-- start --

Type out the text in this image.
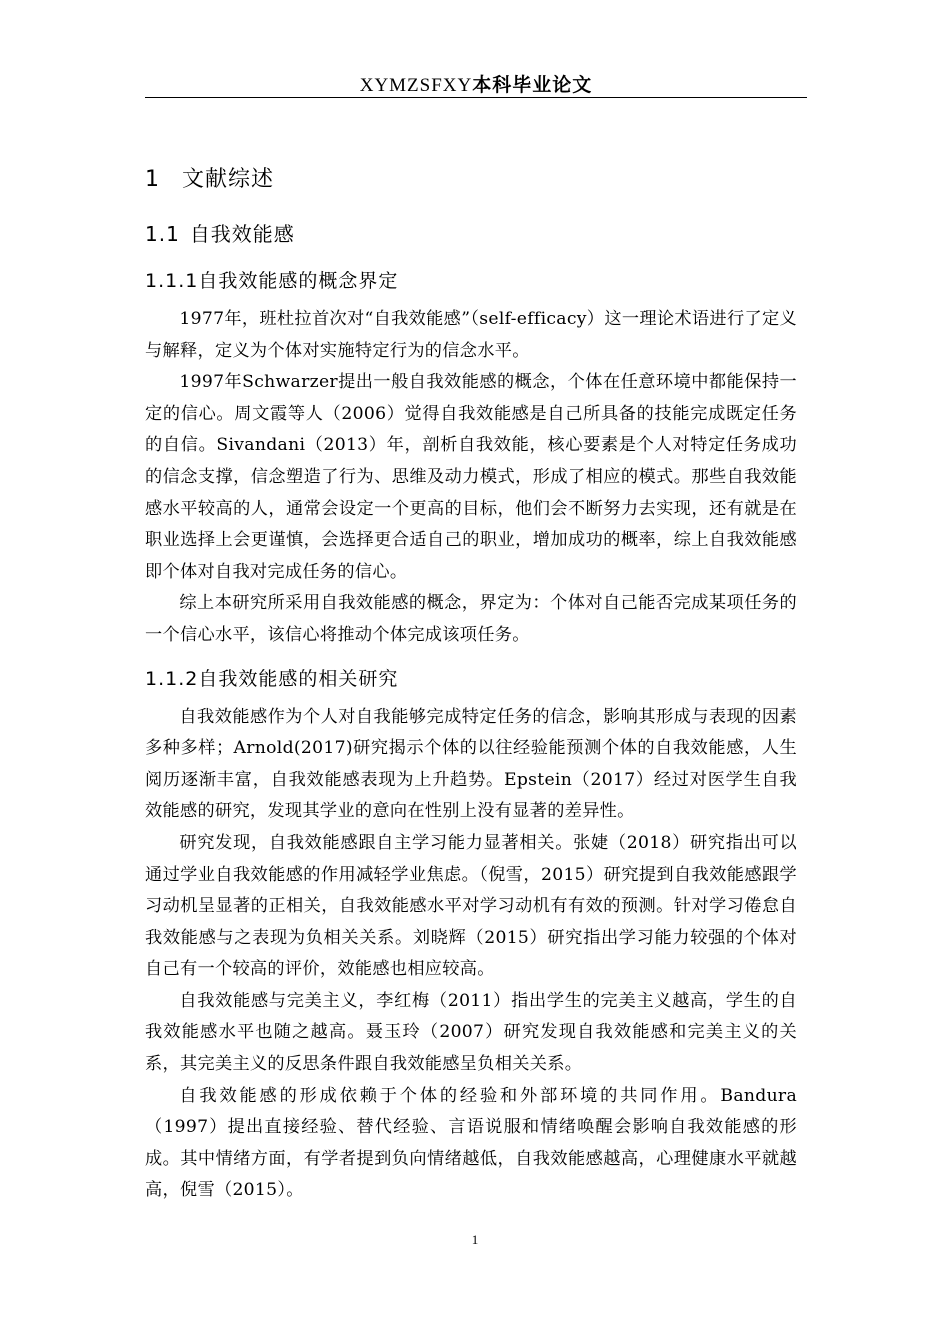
XYMZSFXY本科毕业论文
1 文献综述
1.1 自我效能感
1.1.1自我效能感的概念界定

1977年，班杜拉首次对“自我效能感”（self-efficacy）这一理论术语进行了定义与解释，定义为个体对实施特定行为的信念水平。

1997年Schwarzer提出一般自我效能感的概念，个体在任意环境中都能保持一定的信心。周文霞等人（2006）觉得自我效能感是自己所具备的技能完成既定任务的自信。Sivandani（2013）年，剖析自我效能，核心要素是个人对特定任务成功的信念支撑，信念塑造了行为、思维及动力模式，形成了相应的模式。那些自我效能感水平较高的人，通常会设定一个更高的目标，他们会不断努力去实现，还有就是在职业选择上会更谨慎，会选择更合适自己的职业，增加成功的概率，综上自我效能感即个体对自我对完成任务的信心。

综上本研究所采用自我效能感的概念，界定为：个体对自己能否完成某项任务的一个信心水平，该信心将推动个体完成该项任务。

1.1.2自我效能感的相关研究

自我效能感作为个人对自我能够完成特定任务的信念，影响其形成与表现的因素多种多样；Arnold(2017)研究揭示个体的以往经验能预测个体的自我效能感，人生阅历逐渐丰富，自我效能感表现为上升趋势。Epstein（2017）经过对医学生自我效能感的研究，发现其学业的意向在性别上没有显著的差异性。

研究发现，自我效能感跟自主学习能力显著相关。张婕（2018）研究指出可以通过学业自我效能感的作用减轻学业焦虑。（倪雪，2015）研究提到自我效能感跟学习动机呈显著的正相关，自我效能感水平对学习动机有有效的预测。针对学习倦怠自我效能感与之表现为负相关关系。刘晓辉（2015）研究指出学习能力较强的个体对自己有一个较高的评价，效能感也相应较高。

自我效能感与完美主义，李红梅（2011）指出学生的完美主义越高，学生的自我效能感水平也随之越高。聂玉玲（2007）研究发现自我效能感和完美主义的关系，其完美主义的反思条件跟自我效能感呈负相关关系。

自我效能感的形成依赖于个体的经验和外部环境的共同作用。Bandura（1997）提出直接经验、替代经验、言语说服和情绪唤醒会影响自我效能感的形成。其中情绪方面，有学者提到负向情绪越低，自我效能感越高，心理健康水平就越高，倪雪（2015）。

1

-- end --

▶ _Aim_
Every record above should be written out again exactly; the pictures stay out of the copy.

▶ _Final result_
Type out the text in this image.
XYMZSFXY本科毕业论文
1 文献综述
1.1 自我效能感
1.1.1自我效能感的概念界定

1977年，班杜拉首次对“自我效能感”（self-efficacy）这一理论术语进行了定义与解释，定义为个体对实施特定行为的信念水平。

1997年Schwarzer提出一般自我效能感的概念，个体在任意环境中都能保持一定的信心。周文霞等人（2006）觉得自我效能感是自己所具备的技能完成既定任务的自信。Sivandani（2013）年，剖析自我效能，核心要素是个人对特定任务成功的信念支撑，信念塑造了行为、思维及动力模式，形成了相应的模式。那些自我效能感水平较高的人，通常会设定一个更高的目标，他们会不断努力去实现，还有就是在职业选择上会更谨慎，会选择更合适自己的职业，增加成功的概率，综上自我效能感即个体对自我对完成任务的信心。

综上本研究所采用自我效能感的概念，界定为：个体对自己能否完成某项任务的一个信心水平，该信心将推动个体完成该项任务。

1.1.2自我效能感的相关研究

自我效能感作为个人对自我能够完成特定任务的信念，影响其形成与表现的因素多种多样；Arnold(2017)研究揭示个体的以往经验能预测个体的自我效能感，人生阅历逐渐丰富，自我效能感表现为上升趋势。Epstein（2017）经过对医学生自我效能感的研究，发现其学业的意向在性别上没有显著的差异性。

研究发现，自我效能感跟自主学习能力显著相关。张婕（2018）研究指出可以通过学业自我效能感的作用减轻学业焦虑。（倪雪，2015）研究提到自我效能感跟学习动机呈显著的正相关，自我效能感水平对学习动机有有效的预测。针对学习倦怠自我效能感与之表现为负相关关系。刘晓辉（2015）研究指出学习能力较强的个体对自己有一个较高的评价，效能感也相应较高。

自我效能感与完美主义，李红梅（2011）指出学生的完美主义越高，学生的自我效能感水平也随之越高。聂玉玲（2007）研究发现自我效能感和完美主义的关系，其完美主义的反思条件跟自我效能感呈负相关关系。

自我效能感的形成依赖于个体的经验和外部环境的共同作用。Bandura（1997）提出直接经验、替代经验、言语说服和情绪唤醒会影响自我效能感的形成。其中情绪方面，有学者提到负向情绪越低，自我效能感越高，心理健康水平就越高，倪雪（2015）。

1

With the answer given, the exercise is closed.